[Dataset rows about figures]
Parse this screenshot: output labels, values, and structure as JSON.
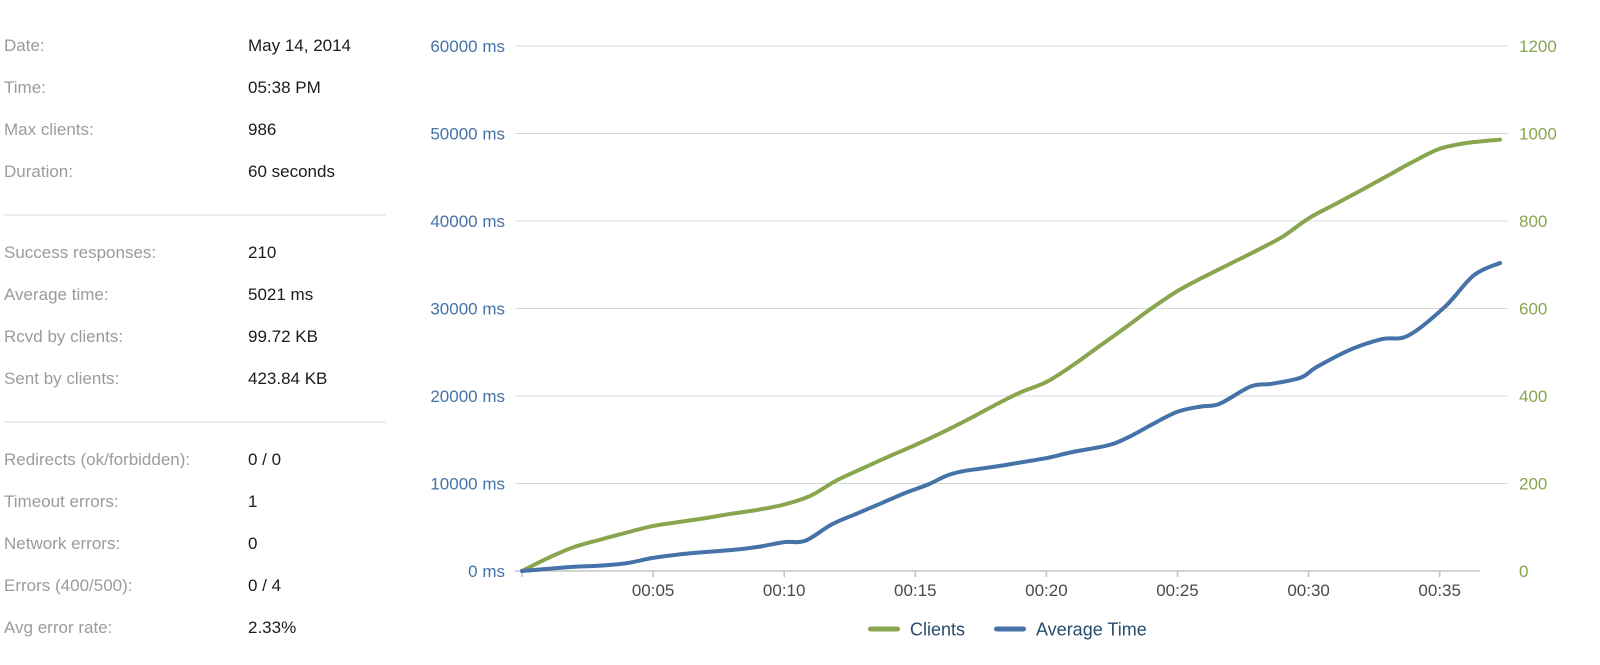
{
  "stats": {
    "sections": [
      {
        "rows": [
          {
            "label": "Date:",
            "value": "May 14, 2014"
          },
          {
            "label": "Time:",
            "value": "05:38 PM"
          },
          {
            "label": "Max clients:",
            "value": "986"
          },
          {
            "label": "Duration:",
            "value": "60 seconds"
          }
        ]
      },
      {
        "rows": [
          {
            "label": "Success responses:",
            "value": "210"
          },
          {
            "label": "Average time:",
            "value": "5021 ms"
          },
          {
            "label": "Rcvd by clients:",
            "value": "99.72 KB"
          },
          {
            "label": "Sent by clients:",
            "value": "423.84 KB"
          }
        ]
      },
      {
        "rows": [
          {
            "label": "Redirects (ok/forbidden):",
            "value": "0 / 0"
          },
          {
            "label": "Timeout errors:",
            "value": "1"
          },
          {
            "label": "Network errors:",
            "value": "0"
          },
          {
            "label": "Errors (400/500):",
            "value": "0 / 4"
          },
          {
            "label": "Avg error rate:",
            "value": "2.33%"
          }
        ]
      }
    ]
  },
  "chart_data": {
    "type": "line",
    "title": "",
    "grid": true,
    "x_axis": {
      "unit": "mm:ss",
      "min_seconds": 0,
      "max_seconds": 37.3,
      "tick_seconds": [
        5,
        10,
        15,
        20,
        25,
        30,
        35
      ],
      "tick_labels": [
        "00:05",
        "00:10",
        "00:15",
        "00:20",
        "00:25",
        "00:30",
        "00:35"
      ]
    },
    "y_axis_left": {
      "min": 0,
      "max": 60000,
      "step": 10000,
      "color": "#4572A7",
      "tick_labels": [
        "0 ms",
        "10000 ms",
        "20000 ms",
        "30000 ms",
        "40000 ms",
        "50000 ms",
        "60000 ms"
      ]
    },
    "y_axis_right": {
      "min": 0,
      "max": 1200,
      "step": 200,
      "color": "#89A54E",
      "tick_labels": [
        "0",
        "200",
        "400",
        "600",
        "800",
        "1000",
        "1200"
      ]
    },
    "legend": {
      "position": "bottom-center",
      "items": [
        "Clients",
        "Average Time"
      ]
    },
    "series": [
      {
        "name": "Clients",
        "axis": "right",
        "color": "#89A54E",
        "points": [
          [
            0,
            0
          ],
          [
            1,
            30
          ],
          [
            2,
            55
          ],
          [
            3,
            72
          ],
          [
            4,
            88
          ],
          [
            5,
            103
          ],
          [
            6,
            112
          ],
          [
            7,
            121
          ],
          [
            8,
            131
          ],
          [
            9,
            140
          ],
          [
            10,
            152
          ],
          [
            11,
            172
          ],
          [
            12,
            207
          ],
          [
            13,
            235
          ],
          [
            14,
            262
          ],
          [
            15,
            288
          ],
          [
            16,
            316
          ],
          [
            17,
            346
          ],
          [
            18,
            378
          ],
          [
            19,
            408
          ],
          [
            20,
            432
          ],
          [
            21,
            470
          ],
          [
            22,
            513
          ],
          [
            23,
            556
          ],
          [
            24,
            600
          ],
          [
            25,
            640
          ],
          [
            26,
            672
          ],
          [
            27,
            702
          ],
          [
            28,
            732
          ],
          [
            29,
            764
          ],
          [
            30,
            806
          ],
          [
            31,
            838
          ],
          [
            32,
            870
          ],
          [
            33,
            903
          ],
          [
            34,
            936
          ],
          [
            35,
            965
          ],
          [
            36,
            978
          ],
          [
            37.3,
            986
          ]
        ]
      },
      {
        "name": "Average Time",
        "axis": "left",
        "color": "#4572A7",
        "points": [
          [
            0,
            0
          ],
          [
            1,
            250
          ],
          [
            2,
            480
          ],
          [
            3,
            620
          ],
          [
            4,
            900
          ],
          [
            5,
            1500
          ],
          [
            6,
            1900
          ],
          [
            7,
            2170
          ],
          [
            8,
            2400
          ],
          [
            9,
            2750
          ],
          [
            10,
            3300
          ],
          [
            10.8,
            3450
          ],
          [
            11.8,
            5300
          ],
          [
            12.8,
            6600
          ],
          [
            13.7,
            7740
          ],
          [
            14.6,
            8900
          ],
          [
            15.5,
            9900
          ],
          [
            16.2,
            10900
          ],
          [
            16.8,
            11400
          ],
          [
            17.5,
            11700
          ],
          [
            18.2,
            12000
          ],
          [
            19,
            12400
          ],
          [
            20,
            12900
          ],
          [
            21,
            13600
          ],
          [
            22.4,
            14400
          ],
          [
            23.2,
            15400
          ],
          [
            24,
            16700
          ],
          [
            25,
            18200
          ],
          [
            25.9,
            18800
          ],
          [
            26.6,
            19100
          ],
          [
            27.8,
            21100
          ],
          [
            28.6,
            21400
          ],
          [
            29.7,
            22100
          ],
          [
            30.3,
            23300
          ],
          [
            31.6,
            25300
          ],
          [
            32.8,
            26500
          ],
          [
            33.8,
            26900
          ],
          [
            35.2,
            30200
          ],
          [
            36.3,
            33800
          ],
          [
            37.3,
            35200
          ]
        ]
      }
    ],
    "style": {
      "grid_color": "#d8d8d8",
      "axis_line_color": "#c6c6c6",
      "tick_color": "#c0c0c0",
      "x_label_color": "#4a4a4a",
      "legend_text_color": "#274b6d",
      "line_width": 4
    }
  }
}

- **Short task**: All the lines above are to be reproduced exactly, except the pictures.

- **Result of the exercise**:
Parse this screenshot: output labels, values, and structure as JSON.
{
  "stats": {
    "sections": [
      {
        "rows": [
          {
            "label": "Date:",
            "value": "May 14, 2014"
          },
          {
            "label": "Time:",
            "value": "05:38 PM"
          },
          {
            "label": "Max clients:",
            "value": "986"
          },
          {
            "label": "Duration:",
            "value": "60 seconds"
          }
        ]
      },
      {
        "rows": [
          {
            "label": "Success responses:",
            "value": "210"
          },
          {
            "label": "Average time:",
            "value": "5021 ms"
          },
          {
            "label": "Rcvd by clients:",
            "value": "99.72 KB"
          },
          {
            "label": "Sent by clients:",
            "value": "423.84 KB"
          }
        ]
      },
      {
        "rows": [
          {
            "label": "Redirects (ok/forbidden):",
            "value": "0 / 0"
          },
          {
            "label": "Timeout errors:",
            "value": "1"
          },
          {
            "label": "Network errors:",
            "value": "0"
          },
          {
            "label": "Errors (400/500):",
            "value": "0 / 4"
          },
          {
            "label": "Avg error rate:",
            "value": "2.33%"
          }
        ]
      }
    ]
  },
  "chart_data": {
    "type": "line",
    "title": "",
    "grid": true,
    "x_axis": {
      "unit": "mm:ss",
      "min_seconds": 0,
      "max_seconds": 37.3,
      "tick_seconds": [
        5,
        10,
        15,
        20,
        25,
        30,
        35
      ],
      "tick_labels": [
        "00:05",
        "00:10",
        "00:15",
        "00:20",
        "00:25",
        "00:30",
        "00:35"
      ]
    },
    "y_axis_left": {
      "min": 0,
      "max": 60000,
      "step": 10000,
      "color": "#4572A7",
      "tick_labels": [
        "0 ms",
        "10000 ms",
        "20000 ms",
        "30000 ms",
        "40000 ms",
        "50000 ms",
        "60000 ms"
      ]
    },
    "y_axis_right": {
      "min": 0,
      "max": 1200,
      "step": 200,
      "color": "#89A54E",
      "tick_labels": [
        "0",
        "200",
        "400",
        "600",
        "800",
        "1000",
        "1200"
      ]
    },
    "legend": {
      "position": "bottom-center",
      "items": [
        "Clients",
        "Average Time"
      ]
    },
    "series": [
      {
        "name": "Clients",
        "axis": "right",
        "color": "#89A54E",
        "points": [
          [
            0,
            0
          ],
          [
            1,
            30
          ],
          [
            2,
            55
          ],
          [
            3,
            72
          ],
          [
            4,
            88
          ],
          [
            5,
            103
          ],
          [
            6,
            112
          ],
          [
            7,
            121
          ],
          [
            8,
            131
          ],
          [
            9,
            140
          ],
          [
            10,
            152
          ],
          [
            11,
            172
          ],
          [
            12,
            207
          ],
          [
            13,
            235
          ],
          [
            14,
            262
          ],
          [
            15,
            288
          ],
          [
            16,
            316
          ],
          [
            17,
            346
          ],
          [
            18,
            378
          ],
          [
            19,
            408
          ],
          [
            20,
            432
          ],
          [
            21,
            470
          ],
          [
            22,
            513
          ],
          [
            23,
            556
          ],
          [
            24,
            600
          ],
          [
            25,
            640
          ],
          [
            26,
            672
          ],
          [
            27,
            702
          ],
          [
            28,
            732
          ],
          [
            29,
            764
          ],
          [
            30,
            806
          ],
          [
            31,
            838
          ],
          [
            32,
            870
          ],
          [
            33,
            903
          ],
          [
            34,
            936
          ],
          [
            35,
            965
          ],
          [
            36,
            978
          ],
          [
            37.3,
            986
          ]
        ]
      },
      {
        "name": "Average Time",
        "axis": "left",
        "color": "#4572A7",
        "points": [
          [
            0,
            0
          ],
          [
            1,
            250
          ],
          [
            2,
            480
          ],
          [
            3,
            620
          ],
          [
            4,
            900
          ],
          [
            5,
            1500
          ],
          [
            6,
            1900
          ],
          [
            7,
            2170
          ],
          [
            8,
            2400
          ],
          [
            9,
            2750
          ],
          [
            10,
            3300
          ],
          [
            10.8,
            3450
          ],
          [
            11.8,
            5300
          ],
          [
            12.8,
            6600
          ],
          [
            13.7,
            7740
          ],
          [
            14.6,
            8900
          ],
          [
            15.5,
            9900
          ],
          [
            16.2,
            10900
          ],
          [
            16.8,
            11400
          ],
          [
            17.5,
            11700
          ],
          [
            18.2,
            12000
          ],
          [
            19,
            12400
          ],
          [
            20,
            12900
          ],
          [
            21,
            13600
          ],
          [
            22.4,
            14400
          ],
          [
            23.2,
            15400
          ],
          [
            24,
            16700
          ],
          [
            25,
            18200
          ],
          [
            25.9,
            18800
          ],
          [
            26.6,
            19100
          ],
          [
            27.8,
            21100
          ],
          [
            28.6,
            21400
          ],
          [
            29.7,
            22100
          ],
          [
            30.3,
            23300
          ],
          [
            31.6,
            25300
          ],
          [
            32.8,
            26500
          ],
          [
            33.8,
            26900
          ],
          [
            35.2,
            30200
          ],
          [
            36.3,
            33800
          ],
          [
            37.3,
            35200
          ]
        ]
      }
    ],
    "style": {
      "grid_color": "#d8d8d8",
      "axis_line_color": "#c6c6c6",
      "tick_color": "#c0c0c0",
      "x_label_color": "#4a4a4a",
      "legend_text_color": "#274b6d",
      "line_width": 4
    }
  }
}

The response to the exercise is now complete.